Entries supplied:
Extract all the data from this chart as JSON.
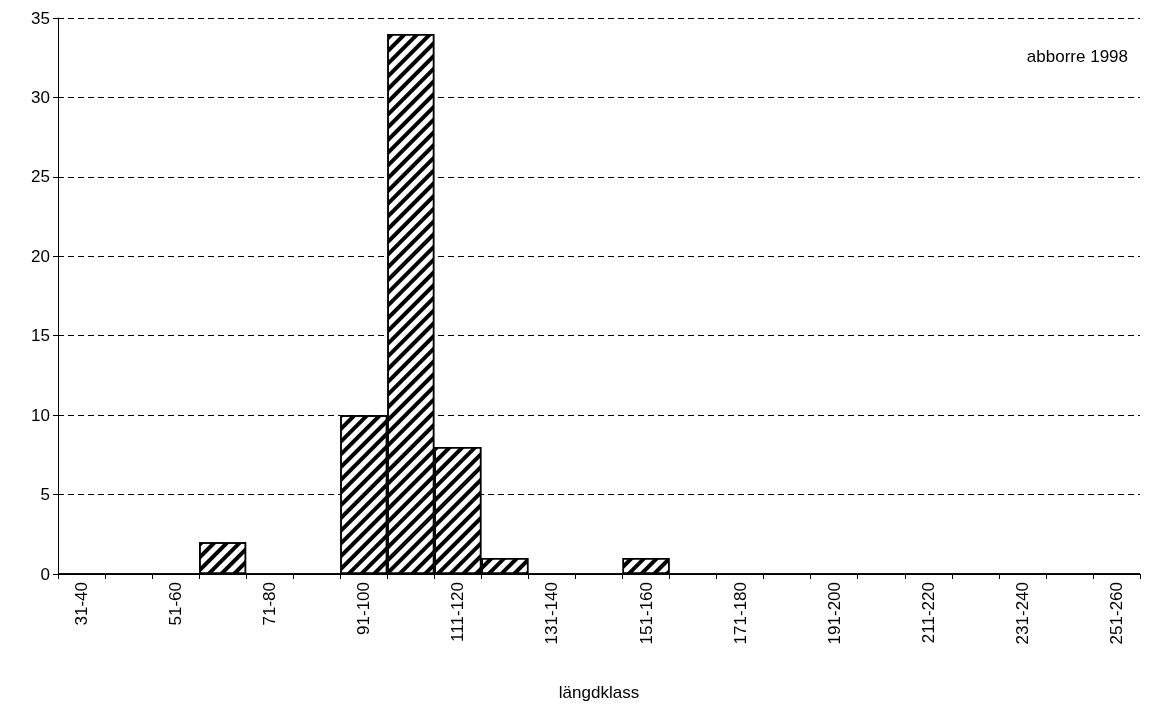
{
  "chart_data": {
    "type": "bar",
    "xlabel": "längdklass",
    "annotations": [
      "abborre 1998"
    ],
    "categories": [
      "31-40",
      null,
      "51-60",
      null,
      "71-80",
      null,
      "91-100",
      null,
      "111-120",
      null,
      "131-140",
      null,
      "151-160",
      null,
      "171-180",
      null,
      "191-200",
      null,
      "211-220",
      null,
      "231-240",
      null,
      "251-260"
    ],
    "values": [
      0,
      0,
      0,
      2,
      0,
      0,
      10,
      34,
      8,
      1,
      0,
      0,
      1,
      0,
      0,
      0,
      0,
      0,
      0,
      0,
      0,
      0,
      0
    ],
    "color": "#000000",
    "ylim": [
      0,
      35
    ],
    "yticks": [
      0,
      5,
      10,
      15,
      20,
      25,
      30,
      35
    ],
    "grid": "y"
  }
}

Work required: Every line above should be returned exactly; the pictures stay out.

Reply to the task:
Extract all the data from this chart as JSON.
{
  "chart_data": {
    "type": "bar",
    "xlabel": "längdklass",
    "annotations": [
      "abborre 1998"
    ],
    "categories": [
      "31-40",
      null,
      "51-60",
      null,
      "71-80",
      null,
      "91-100",
      null,
      "111-120",
      null,
      "131-140",
      null,
      "151-160",
      null,
      "171-180",
      null,
      "191-200",
      null,
      "211-220",
      null,
      "231-240",
      null,
      "251-260"
    ],
    "values": [
      0,
      0,
      0,
      2,
      0,
      0,
      10,
      34,
      8,
      1,
      0,
      0,
      1,
      0,
      0,
      0,
      0,
      0,
      0,
      0,
      0,
      0,
      0
    ],
    "color": "#000000",
    "ylim": [
      0,
      35
    ],
    "yticks": [
      0,
      5,
      10,
      15,
      20,
      25,
      30,
      35
    ],
    "grid": "y"
  }
}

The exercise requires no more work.